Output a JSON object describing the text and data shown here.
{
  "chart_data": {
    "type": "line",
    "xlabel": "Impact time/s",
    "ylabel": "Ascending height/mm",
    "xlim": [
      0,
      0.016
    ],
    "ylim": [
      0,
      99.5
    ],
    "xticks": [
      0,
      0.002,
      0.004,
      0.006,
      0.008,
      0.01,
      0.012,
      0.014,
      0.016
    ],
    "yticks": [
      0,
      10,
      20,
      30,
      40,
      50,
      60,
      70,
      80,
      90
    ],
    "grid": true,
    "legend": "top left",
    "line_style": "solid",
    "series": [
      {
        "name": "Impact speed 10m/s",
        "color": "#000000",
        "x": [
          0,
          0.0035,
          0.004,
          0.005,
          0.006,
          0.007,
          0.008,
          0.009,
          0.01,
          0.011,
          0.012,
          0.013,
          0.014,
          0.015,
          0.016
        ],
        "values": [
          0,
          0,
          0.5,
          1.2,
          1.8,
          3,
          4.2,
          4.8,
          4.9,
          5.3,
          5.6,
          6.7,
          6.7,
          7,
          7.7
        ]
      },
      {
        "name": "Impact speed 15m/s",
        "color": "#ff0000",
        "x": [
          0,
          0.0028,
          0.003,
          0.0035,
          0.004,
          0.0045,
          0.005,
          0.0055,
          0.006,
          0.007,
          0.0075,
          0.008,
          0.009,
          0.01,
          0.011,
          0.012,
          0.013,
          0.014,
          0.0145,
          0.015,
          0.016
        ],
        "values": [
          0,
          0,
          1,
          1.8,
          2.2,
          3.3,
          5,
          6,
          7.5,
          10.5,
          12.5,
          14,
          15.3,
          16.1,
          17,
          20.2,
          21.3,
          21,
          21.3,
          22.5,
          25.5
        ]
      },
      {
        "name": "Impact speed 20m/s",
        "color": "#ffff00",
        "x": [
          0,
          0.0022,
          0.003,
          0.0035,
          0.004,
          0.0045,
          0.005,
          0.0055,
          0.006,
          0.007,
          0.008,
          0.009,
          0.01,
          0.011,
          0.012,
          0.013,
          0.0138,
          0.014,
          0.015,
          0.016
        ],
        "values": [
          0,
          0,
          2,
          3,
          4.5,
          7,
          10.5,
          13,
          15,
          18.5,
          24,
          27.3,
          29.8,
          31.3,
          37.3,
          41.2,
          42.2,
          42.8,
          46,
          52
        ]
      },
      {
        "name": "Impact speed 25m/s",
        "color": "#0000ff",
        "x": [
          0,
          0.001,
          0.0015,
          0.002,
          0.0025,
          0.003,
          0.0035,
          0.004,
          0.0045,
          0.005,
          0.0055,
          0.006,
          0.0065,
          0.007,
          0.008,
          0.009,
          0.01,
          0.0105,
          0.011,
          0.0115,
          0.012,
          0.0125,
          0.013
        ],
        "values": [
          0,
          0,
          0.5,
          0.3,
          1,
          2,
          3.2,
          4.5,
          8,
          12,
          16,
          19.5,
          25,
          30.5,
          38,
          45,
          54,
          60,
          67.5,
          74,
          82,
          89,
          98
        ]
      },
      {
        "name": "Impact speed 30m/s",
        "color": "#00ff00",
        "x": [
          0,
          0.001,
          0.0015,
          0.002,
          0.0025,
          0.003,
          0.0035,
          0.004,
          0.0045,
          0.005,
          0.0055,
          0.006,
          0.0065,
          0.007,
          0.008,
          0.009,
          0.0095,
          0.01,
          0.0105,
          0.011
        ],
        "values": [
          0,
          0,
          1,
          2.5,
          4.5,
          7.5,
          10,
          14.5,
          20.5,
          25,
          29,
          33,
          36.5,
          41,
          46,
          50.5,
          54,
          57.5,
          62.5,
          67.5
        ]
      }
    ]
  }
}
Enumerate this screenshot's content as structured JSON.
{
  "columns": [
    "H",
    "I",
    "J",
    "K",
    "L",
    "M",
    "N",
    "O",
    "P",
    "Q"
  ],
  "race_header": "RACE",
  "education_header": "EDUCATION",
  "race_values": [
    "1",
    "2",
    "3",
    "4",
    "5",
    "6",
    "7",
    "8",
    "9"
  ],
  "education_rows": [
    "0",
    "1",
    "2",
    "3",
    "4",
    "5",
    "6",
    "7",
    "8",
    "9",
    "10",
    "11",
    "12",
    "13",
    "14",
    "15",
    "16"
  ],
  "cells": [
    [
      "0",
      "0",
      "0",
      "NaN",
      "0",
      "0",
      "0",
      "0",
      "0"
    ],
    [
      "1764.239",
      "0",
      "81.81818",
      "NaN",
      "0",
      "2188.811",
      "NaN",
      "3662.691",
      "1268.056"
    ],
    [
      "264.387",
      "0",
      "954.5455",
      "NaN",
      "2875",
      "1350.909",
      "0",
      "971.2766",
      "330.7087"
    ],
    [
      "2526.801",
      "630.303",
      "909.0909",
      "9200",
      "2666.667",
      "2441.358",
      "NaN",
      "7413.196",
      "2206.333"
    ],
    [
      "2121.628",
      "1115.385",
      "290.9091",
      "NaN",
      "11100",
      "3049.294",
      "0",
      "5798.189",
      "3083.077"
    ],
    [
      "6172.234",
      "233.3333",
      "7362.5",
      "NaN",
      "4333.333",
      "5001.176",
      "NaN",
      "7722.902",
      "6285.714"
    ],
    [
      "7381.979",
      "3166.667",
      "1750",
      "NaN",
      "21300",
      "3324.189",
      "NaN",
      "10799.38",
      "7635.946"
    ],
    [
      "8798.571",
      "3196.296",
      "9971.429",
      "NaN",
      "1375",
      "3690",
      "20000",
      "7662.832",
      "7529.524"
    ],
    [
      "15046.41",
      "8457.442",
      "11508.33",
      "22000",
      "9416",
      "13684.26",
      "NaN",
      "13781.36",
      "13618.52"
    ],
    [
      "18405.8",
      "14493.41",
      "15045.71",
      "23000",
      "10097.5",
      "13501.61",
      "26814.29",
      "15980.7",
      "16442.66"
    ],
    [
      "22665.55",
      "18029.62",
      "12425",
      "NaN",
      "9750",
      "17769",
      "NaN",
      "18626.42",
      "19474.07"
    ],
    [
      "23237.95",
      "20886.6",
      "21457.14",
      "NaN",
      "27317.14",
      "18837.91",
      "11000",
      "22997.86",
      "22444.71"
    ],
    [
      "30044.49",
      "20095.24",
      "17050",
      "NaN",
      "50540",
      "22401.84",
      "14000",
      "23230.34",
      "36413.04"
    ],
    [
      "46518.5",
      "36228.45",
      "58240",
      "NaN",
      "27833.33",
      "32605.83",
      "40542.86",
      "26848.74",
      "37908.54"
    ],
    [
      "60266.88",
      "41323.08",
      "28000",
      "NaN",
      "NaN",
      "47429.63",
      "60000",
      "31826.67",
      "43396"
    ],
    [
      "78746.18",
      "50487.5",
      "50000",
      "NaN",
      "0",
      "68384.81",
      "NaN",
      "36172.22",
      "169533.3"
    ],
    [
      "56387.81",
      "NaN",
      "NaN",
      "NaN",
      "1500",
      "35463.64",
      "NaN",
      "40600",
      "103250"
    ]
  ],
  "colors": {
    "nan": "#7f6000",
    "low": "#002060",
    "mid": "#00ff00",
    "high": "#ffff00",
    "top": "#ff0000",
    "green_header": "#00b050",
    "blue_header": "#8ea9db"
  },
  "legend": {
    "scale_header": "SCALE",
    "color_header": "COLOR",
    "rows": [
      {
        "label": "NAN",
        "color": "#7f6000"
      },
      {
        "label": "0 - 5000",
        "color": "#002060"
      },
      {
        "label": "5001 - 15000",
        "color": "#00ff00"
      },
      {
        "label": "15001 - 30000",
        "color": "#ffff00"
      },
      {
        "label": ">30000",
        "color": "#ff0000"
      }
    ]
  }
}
**********
Copy the data above exactly. Every line must be included.

Answer to the task:
Output a JSON object describing the text and data shown here.
{
  "chart_data": {
    "type": "line",
    "xlabel": "Impact time/s",
    "ylabel": "Ascending height/mm",
    "xlim": [
      0,
      0.016
    ],
    "ylim": [
      0,
      99.5
    ],
    "xticks": [
      0,
      0.002,
      0.004,
      0.006,
      0.008,
      0.01,
      0.012,
      0.014,
      0.016
    ],
    "yticks": [
      0,
      10,
      20,
      30,
      40,
      50,
      60,
      70,
      80,
      90
    ],
    "grid": true,
    "legend": "top left",
    "line_style": "solid",
    "series": [
      {
        "name": "Impact speed 10m/s",
        "color": "#000000",
        "x": [
          0,
          0.0035,
          0.004,
          0.005,
          0.006,
          0.007,
          0.008,
          0.009,
          0.01,
          0.011,
          0.012,
          0.013,
          0.014,
          0.015,
          0.016
        ],
        "values": [
          0,
          0,
          0.5,
          1.2,
          1.8,
          3,
          4.2,
          4.8,
          4.9,
          5.3,
          5.6,
          6.7,
          6.7,
          7,
          7.7
        ]
      },
      {
        "name": "Impact speed 15m/s",
        "color": "#ff0000",
        "x": [
          0,
          0.0028,
          0.003,
          0.0035,
          0.004,
          0.0045,
          0.005,
          0.0055,
          0.006,
          0.007,
          0.0075,
          0.008,
          0.009,
          0.01,
          0.011,
          0.012,
          0.013,
          0.014,
          0.0145,
          0.015,
          0.016
        ],
        "values": [
          0,
          0,
          1,
          1.8,
          2.2,
          3.3,
          5,
          6,
          7.5,
          10.5,
          12.5,
          14,
          15.3,
          16.1,
          17,
          20.2,
          21.3,
          21,
          21.3,
          22.5,
          25.5
        ]
      },
      {
        "name": "Impact speed 20m/s",
        "color": "#ffff00",
        "x": [
          0,
          0.0022,
          0.003,
          0.0035,
          0.004,
          0.0045,
          0.005,
          0.0055,
          0.006,
          0.007,
          0.008,
          0.009,
          0.01,
          0.011,
          0.012,
          0.013,
          0.0138,
          0.014,
          0.015,
          0.016
        ],
        "values": [
          0,
          0,
          2,
          3,
          4.5,
          7,
          10.5,
          13,
          15,
          18.5,
          24,
          27.3,
          29.8,
          31.3,
          37.3,
          41.2,
          42.2,
          42.8,
          46,
          52
        ]
      },
      {
        "name": "Impact speed 25m/s",
        "color": "#0000ff",
        "x": [
          0,
          0.001,
          0.0015,
          0.002,
          0.0025,
          0.003,
          0.0035,
          0.004,
          0.0045,
          0.005,
          0.0055,
          0.006,
          0.0065,
          0.007,
          0.008,
          0.009,
          0.01,
          0.0105,
          0.011,
          0.0115,
          0.012,
          0.0125,
          0.013
        ],
        "values": [
          0,
          0,
          0.5,
          0.3,
          1,
          2,
          3.2,
          4.5,
          8,
          12,
          16,
          19.5,
          25,
          30.5,
          38,
          45,
          54,
          60,
          67.5,
          74,
          82,
          89,
          98
        ]
      },
      {
        "name": "Impact speed 30m/s",
        "color": "#00ff00",
        "x": [
          0,
          0.001,
          0.0015,
          0.002,
          0.0025,
          0.003,
          0.0035,
          0.004,
          0.0045,
          0.005,
          0.0055,
          0.006,
          0.0065,
          0.007,
          0.008,
          0.009,
          0.0095,
          0.01,
          0.0105,
          0.011
        ],
        "values": [
          0,
          0,
          1,
          2.5,
          4.5,
          7.5,
          10,
          14.5,
          20.5,
          25,
          29,
          33,
          36.5,
          41,
          46,
          50.5,
          54,
          57.5,
          62.5,
          67.5
        ]
      }
    ]
  }
}
Enumerate this screenshot's content as structured JSON.
{
  "columns": [
    "H",
    "I",
    "J",
    "K",
    "L",
    "M",
    "N",
    "O",
    "P",
    "Q"
  ],
  "race_header": "RACE",
  "education_header": "EDUCATION",
  "race_values": [
    "1",
    "2",
    "3",
    "4",
    "5",
    "6",
    "7",
    "8",
    "9"
  ],
  "education_rows": [
    "0",
    "1",
    "2",
    "3",
    "4",
    "5",
    "6",
    "7",
    "8",
    "9",
    "10",
    "11",
    "12",
    "13",
    "14",
    "15",
    "16"
  ],
  "cells": [
    [
      "0",
      "0",
      "0",
      "NaN",
      "0",
      "0",
      "0",
      "0",
      "0"
    ],
    [
      "1764.239",
      "0",
      "81.81818",
      "NaN",
      "0",
      "2188.811",
      "NaN",
      "3662.691",
      "1268.056"
    ],
    [
      "264.387",
      "0",
      "954.5455",
      "NaN",
      "2875",
      "1350.909",
      "0",
      "971.2766",
      "330.7087"
    ],
    [
      "2526.801",
      "630.303",
      "909.0909",
      "9200",
      "2666.667",
      "2441.358",
      "NaN",
      "7413.196",
      "2206.333"
    ],
    [
      "2121.628",
      "1115.385",
      "290.9091",
      "NaN",
      "11100",
      "3049.294",
      "0",
      "5798.189",
      "3083.077"
    ],
    [
      "6172.234",
      "233.3333",
      "7362.5",
      "NaN",
      "4333.333",
      "5001.176",
      "NaN",
      "7722.902",
      "6285.714"
    ],
    [
      "7381.979",
      "3166.667",
      "1750",
      "NaN",
      "21300",
      "3324.189",
      "NaN",
      "10799.38",
      "7635.946"
    ],
    [
      "8798.571",
      "3196.296",
      "9971.429",
      "NaN",
      "1375",
      "3690",
      "20000",
      "7662.832",
      "7529.524"
    ],
    [
      "15046.41",
      "8457.442",
      "11508.33",
      "22000",
      "9416",
      "13684.26",
      "NaN",
      "13781.36",
      "13618.52"
    ],
    [
      "18405.8",
      "14493.41",
      "15045.71",
      "23000",
      "10097.5",
      "13501.61",
      "26814.29",
      "15980.7",
      "16442.66"
    ],
    [
      "22665.55",
      "18029.62",
      "12425",
      "NaN",
      "9750",
      "17769",
      "NaN",
      "18626.42",
      "19474.07"
    ],
    [
      "23237.95",
      "20886.6",
      "21457.14",
      "NaN",
      "27317.14",
      "18837.91",
      "11000",
      "22997.86",
      "22444.71"
    ],
    [
      "30044.49",
      "20095.24",
      "17050",
      "NaN",
      "50540",
      "22401.84",
      "14000",
      "23230.34",
      "36413.04"
    ],
    [
      "46518.5",
      "36228.45",
      "58240",
      "NaN",
      "27833.33",
      "32605.83",
      "40542.86",
      "26848.74",
      "37908.54"
    ],
    [
      "60266.88",
      "41323.08",
      "28000",
      "NaN",
      "NaN",
      "47429.63",
      "60000",
      "31826.67",
      "43396"
    ],
    [
      "78746.18",
      "50487.5",
      "50000",
      "NaN",
      "0",
      "68384.81",
      "NaN",
      "36172.22",
      "169533.3"
    ],
    [
      "56387.81",
      "NaN",
      "NaN",
      "NaN",
      "1500",
      "35463.64",
      "NaN",
      "40600",
      "103250"
    ]
  ],
  "colors": {
    "nan": "#7f6000",
    "low": "#002060",
    "mid": "#00ff00",
    "high": "#ffff00",
    "top": "#ff0000",
    "green_header": "#00b050",
    "blue_header": "#8ea9db"
  },
  "legend": {
    "scale_header": "SCALE",
    "color_header": "COLOR",
    "rows": [
      {
        "label": "NAN",
        "color": "#7f6000"
      },
      {
        "label": "0 - 5000",
        "color": "#002060"
      },
      {
        "label": "5001 - 15000",
        "color": "#00ff00"
      },
      {
        "label": "15001 - 30000",
        "color": "#ffff00"
      },
      {
        "label": ">30000",
        "color": "#ff0000"
      }
    ]
  }
}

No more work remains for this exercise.